• **Short exercise**:
Check the listing below line by line and report how many lines hold "Hungary", with no other words.
_____
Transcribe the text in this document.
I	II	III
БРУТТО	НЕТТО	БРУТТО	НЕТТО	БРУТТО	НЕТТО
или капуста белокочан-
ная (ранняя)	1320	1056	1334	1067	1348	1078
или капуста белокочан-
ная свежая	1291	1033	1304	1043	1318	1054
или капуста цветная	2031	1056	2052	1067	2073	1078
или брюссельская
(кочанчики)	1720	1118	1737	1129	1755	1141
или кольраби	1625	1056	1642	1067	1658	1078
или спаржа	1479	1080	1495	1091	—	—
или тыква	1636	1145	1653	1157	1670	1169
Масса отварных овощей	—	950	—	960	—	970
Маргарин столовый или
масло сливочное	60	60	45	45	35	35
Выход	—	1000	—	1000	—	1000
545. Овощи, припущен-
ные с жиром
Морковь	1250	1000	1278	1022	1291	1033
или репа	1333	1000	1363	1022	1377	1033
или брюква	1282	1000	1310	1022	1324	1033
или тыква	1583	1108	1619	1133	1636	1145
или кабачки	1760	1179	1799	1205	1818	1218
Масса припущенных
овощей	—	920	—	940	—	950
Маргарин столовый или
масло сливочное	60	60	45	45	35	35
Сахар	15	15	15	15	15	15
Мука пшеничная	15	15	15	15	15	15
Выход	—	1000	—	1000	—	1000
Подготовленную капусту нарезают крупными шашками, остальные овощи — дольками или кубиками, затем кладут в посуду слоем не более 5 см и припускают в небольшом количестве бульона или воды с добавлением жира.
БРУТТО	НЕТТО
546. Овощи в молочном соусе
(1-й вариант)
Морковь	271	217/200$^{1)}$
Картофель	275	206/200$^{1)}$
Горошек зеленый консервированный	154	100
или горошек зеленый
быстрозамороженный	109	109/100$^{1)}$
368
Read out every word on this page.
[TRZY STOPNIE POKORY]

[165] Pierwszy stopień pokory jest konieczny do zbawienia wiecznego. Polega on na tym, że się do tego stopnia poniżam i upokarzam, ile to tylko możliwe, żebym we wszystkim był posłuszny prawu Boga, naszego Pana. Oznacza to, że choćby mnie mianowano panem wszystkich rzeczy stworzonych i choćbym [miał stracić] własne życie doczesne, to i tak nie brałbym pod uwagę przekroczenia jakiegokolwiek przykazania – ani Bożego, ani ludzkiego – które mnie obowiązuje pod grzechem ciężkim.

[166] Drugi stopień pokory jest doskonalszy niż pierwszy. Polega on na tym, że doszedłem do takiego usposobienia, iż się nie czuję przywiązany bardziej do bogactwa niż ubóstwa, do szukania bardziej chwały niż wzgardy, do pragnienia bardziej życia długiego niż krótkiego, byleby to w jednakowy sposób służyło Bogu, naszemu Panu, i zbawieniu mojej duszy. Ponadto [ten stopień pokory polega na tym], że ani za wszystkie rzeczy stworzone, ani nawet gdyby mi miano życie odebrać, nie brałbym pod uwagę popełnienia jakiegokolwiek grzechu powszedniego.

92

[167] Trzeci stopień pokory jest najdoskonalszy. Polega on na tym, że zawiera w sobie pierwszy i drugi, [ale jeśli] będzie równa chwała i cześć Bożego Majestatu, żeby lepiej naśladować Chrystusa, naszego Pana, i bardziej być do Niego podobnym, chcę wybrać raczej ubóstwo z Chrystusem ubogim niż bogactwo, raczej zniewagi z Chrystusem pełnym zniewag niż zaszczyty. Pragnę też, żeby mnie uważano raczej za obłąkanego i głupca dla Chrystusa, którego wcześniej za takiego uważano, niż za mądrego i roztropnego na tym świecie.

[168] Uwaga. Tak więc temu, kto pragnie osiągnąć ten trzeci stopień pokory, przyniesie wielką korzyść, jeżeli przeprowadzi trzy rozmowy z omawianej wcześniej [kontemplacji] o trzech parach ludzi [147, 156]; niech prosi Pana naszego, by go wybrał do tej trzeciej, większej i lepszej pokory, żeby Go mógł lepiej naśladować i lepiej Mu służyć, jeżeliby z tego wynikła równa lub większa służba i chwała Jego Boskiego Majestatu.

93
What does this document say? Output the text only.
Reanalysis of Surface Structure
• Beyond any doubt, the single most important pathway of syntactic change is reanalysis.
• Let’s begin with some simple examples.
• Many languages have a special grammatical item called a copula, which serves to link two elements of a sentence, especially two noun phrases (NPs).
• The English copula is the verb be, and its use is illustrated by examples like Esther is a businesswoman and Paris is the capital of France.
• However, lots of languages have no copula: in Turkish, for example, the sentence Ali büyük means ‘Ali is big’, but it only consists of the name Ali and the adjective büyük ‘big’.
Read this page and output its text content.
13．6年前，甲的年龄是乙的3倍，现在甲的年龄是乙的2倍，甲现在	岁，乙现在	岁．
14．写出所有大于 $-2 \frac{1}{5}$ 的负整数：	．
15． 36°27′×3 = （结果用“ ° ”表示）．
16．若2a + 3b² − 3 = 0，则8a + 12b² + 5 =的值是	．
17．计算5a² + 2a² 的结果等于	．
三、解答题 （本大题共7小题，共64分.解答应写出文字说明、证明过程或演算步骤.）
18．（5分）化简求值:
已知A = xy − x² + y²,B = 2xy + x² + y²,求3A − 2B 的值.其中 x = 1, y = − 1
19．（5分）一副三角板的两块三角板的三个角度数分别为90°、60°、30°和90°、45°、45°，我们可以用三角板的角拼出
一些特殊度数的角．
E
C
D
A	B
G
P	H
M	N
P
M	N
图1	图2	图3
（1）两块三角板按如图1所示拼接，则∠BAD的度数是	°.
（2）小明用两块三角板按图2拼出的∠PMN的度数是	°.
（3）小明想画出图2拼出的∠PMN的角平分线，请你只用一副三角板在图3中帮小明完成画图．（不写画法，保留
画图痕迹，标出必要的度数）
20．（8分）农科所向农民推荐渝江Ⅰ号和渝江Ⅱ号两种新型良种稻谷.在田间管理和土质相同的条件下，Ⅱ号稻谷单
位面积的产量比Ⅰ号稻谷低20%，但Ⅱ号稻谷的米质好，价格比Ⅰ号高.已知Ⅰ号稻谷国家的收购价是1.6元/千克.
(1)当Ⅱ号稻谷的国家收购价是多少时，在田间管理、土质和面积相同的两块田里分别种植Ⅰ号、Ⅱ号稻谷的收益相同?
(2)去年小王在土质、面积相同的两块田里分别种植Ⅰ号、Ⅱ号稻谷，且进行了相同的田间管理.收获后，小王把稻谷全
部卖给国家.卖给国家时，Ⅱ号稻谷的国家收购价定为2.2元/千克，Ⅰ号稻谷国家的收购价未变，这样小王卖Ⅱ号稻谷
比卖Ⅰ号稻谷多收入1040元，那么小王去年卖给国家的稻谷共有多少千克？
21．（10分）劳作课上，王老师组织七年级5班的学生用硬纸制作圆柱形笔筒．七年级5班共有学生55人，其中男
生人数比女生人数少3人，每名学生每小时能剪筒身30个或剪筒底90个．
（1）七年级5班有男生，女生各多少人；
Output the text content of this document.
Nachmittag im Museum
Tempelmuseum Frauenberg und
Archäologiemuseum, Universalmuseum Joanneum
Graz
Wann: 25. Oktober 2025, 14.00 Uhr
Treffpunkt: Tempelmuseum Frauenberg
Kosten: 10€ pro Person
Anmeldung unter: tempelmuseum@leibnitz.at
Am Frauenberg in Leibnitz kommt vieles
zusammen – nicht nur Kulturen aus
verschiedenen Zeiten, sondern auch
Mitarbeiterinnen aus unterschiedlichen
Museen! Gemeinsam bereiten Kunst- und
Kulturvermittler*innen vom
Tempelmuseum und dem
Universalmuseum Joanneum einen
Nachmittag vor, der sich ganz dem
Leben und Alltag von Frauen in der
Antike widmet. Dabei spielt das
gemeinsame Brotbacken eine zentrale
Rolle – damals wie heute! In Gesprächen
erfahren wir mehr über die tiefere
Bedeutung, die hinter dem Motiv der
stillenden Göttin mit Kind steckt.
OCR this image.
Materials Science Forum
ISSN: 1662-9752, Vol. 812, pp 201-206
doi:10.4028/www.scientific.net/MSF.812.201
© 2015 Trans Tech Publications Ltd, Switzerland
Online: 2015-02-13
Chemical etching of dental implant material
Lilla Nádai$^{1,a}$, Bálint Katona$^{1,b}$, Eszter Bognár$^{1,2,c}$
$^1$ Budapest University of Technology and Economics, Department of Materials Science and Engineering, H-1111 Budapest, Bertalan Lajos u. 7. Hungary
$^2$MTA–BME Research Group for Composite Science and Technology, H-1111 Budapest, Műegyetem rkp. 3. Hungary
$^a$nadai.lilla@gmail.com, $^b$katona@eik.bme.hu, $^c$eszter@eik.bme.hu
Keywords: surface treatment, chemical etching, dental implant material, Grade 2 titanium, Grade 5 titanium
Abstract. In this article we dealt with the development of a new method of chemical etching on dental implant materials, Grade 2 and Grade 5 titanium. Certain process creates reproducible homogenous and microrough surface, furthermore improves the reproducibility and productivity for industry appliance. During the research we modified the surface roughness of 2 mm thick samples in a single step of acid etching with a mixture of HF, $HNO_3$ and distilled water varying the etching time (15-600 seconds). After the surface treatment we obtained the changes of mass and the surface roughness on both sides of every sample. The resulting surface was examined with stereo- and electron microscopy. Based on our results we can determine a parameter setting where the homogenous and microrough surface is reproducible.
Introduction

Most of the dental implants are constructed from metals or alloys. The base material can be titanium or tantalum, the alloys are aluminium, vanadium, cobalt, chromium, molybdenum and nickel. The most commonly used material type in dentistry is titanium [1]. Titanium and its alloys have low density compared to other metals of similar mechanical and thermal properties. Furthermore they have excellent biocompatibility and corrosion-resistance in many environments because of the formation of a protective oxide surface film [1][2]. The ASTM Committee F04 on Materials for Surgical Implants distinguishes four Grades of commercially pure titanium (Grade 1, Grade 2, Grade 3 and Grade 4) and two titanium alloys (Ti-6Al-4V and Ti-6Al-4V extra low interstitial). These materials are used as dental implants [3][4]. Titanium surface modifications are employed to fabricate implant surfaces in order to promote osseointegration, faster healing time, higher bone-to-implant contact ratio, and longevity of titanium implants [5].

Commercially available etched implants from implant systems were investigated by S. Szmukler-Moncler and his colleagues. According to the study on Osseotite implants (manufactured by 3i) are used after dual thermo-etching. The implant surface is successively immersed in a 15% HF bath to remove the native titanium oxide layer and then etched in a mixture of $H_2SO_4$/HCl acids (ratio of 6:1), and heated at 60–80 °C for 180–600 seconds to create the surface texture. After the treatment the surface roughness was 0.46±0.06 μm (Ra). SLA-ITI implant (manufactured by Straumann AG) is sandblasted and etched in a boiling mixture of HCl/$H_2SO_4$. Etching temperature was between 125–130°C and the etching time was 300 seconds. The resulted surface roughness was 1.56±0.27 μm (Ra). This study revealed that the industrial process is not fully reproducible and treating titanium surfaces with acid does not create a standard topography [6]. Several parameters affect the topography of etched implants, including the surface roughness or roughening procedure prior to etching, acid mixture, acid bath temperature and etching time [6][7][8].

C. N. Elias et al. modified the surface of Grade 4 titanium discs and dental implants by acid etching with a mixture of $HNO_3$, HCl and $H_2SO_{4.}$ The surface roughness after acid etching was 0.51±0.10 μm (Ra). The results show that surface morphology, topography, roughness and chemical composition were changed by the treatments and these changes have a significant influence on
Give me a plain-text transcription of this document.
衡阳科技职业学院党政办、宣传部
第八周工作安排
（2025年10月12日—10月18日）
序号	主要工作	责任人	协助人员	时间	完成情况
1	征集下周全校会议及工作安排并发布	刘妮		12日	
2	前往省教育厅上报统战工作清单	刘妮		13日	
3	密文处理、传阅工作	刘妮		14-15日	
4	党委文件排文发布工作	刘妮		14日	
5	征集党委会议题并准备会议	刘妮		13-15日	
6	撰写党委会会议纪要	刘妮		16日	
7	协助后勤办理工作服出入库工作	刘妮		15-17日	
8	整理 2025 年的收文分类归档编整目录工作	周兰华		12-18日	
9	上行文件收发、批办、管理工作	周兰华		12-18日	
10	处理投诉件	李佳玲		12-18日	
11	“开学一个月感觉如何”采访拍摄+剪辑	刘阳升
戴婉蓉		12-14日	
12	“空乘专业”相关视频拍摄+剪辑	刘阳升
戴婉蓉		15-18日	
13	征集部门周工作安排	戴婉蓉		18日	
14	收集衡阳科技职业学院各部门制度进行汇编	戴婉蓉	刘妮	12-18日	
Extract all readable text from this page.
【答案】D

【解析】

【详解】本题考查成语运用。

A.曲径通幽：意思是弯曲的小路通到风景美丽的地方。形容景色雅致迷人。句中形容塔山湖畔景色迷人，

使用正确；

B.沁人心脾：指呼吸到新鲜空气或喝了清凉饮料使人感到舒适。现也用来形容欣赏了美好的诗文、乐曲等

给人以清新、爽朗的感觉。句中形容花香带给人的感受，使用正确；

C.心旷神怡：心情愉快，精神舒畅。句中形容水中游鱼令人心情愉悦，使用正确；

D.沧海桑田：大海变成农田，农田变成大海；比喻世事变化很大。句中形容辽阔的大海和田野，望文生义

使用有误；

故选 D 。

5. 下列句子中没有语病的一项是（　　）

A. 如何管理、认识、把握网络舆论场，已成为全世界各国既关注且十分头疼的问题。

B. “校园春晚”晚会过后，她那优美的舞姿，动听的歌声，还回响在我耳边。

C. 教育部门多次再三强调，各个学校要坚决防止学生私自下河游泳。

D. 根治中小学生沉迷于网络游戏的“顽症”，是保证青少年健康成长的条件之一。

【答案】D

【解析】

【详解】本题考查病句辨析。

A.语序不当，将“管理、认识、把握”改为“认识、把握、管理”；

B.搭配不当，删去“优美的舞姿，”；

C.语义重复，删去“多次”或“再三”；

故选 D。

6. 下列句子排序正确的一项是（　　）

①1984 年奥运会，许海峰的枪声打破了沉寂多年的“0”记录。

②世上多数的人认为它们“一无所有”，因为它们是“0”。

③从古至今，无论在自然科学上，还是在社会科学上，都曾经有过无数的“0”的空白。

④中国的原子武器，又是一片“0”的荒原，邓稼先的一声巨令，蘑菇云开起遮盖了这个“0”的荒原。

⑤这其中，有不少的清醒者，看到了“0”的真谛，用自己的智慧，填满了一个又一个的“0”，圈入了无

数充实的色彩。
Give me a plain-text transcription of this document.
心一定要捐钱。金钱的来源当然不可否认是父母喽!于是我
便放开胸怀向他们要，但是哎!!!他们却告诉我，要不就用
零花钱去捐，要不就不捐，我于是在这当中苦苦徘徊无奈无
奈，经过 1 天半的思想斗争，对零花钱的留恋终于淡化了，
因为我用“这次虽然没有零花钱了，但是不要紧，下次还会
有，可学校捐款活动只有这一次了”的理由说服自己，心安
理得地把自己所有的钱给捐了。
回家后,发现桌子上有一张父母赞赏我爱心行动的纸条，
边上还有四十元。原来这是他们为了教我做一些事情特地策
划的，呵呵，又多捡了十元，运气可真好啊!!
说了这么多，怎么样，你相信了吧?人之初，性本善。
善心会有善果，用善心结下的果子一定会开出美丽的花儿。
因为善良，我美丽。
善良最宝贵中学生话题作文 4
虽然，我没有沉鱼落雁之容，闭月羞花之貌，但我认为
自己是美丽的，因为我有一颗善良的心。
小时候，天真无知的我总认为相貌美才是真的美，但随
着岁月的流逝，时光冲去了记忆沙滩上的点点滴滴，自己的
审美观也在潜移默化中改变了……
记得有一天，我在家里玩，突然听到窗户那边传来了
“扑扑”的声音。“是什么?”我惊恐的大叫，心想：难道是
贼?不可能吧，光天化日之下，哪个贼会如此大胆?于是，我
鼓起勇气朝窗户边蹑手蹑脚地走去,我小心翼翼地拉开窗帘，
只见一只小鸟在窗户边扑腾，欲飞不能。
_____
• **Answer to the problem**:
2